> **DATASET EXCERPTS**
>> begin

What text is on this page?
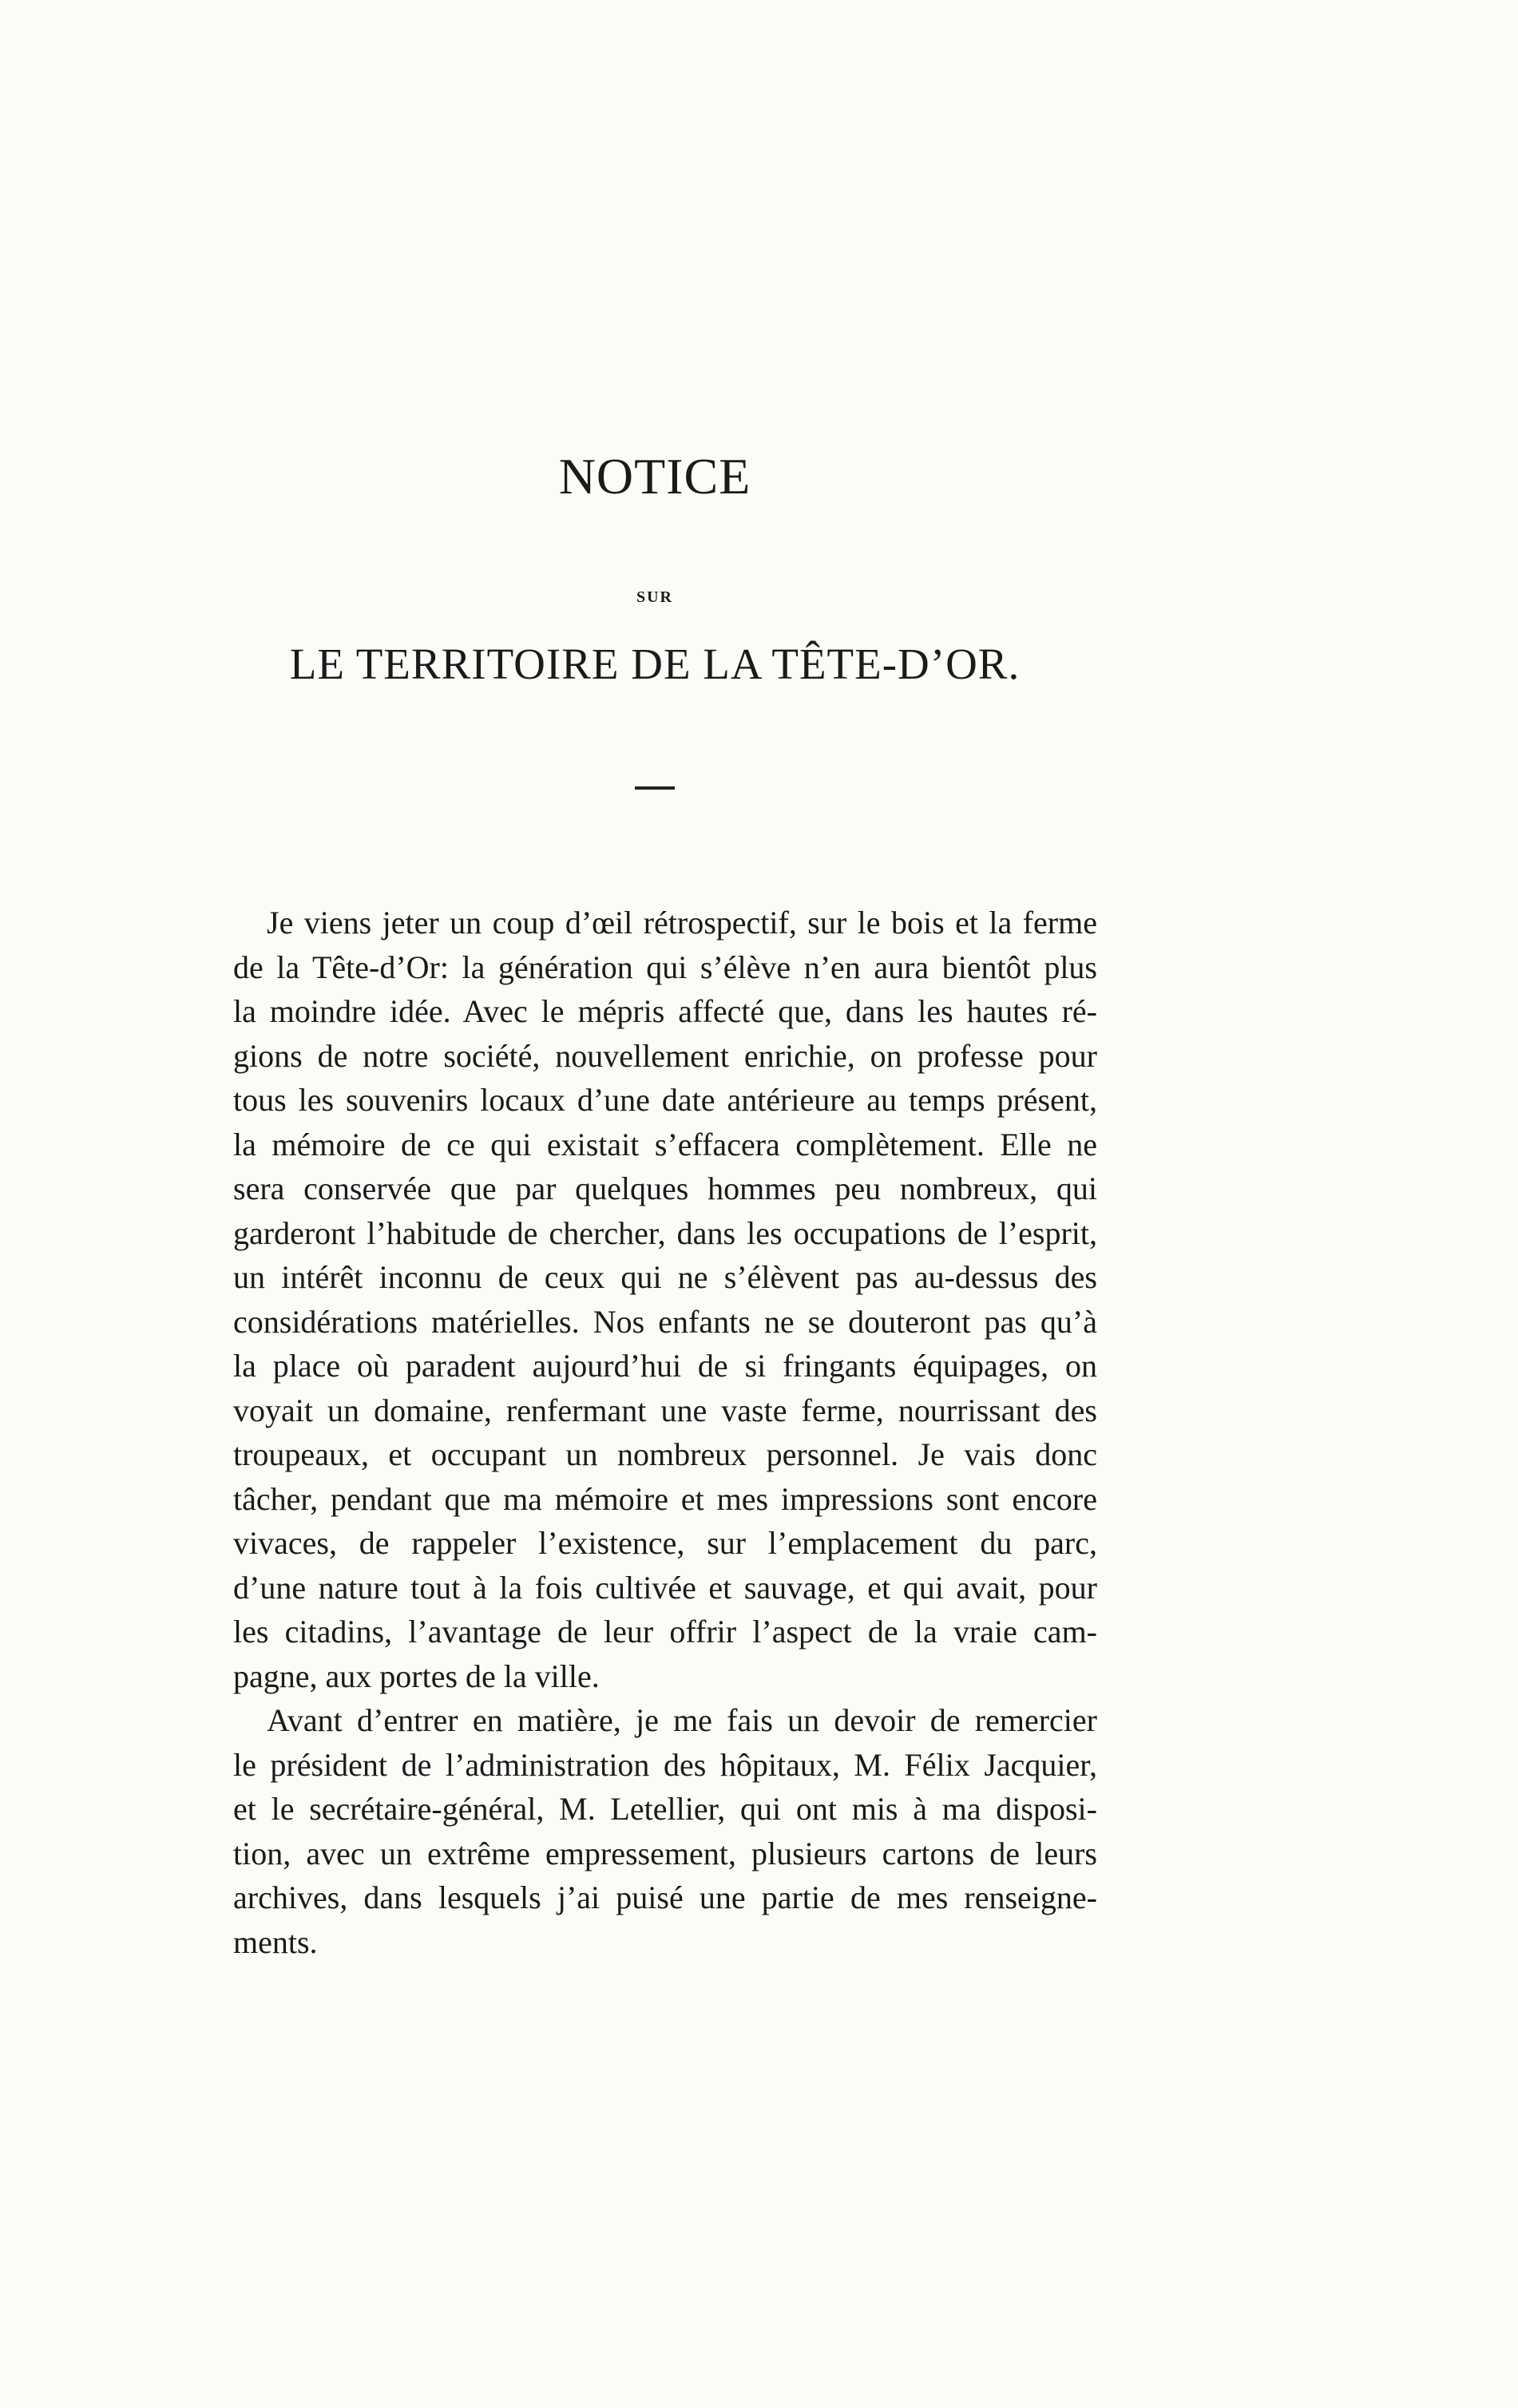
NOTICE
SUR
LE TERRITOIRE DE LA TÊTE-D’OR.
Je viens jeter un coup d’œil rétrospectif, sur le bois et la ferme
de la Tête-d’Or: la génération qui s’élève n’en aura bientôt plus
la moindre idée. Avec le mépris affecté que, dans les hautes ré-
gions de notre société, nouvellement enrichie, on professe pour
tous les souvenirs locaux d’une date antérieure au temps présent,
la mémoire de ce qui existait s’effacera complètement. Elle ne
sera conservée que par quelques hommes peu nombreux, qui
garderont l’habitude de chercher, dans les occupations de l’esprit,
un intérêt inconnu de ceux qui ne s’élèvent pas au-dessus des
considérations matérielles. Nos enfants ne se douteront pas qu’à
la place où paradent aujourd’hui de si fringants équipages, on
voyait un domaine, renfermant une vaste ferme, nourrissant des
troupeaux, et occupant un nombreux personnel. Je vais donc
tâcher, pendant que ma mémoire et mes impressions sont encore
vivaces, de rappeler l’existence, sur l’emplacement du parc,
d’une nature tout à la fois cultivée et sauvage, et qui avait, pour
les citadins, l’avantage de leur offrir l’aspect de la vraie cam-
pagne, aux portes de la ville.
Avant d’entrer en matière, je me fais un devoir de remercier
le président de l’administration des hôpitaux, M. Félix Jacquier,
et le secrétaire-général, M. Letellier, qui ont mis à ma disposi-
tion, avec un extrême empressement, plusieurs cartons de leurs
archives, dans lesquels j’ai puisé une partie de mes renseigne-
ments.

>> end

> **EXERCISE DIRECTIONS**
Copy every line of the listing containing the string "mémoire".

> **WRITTEN ANSWER**
la mémoire de ce qui existait s’effacera complètement. Elle ne
tâcher, pendant que ma mémoire et mes impressions sont encore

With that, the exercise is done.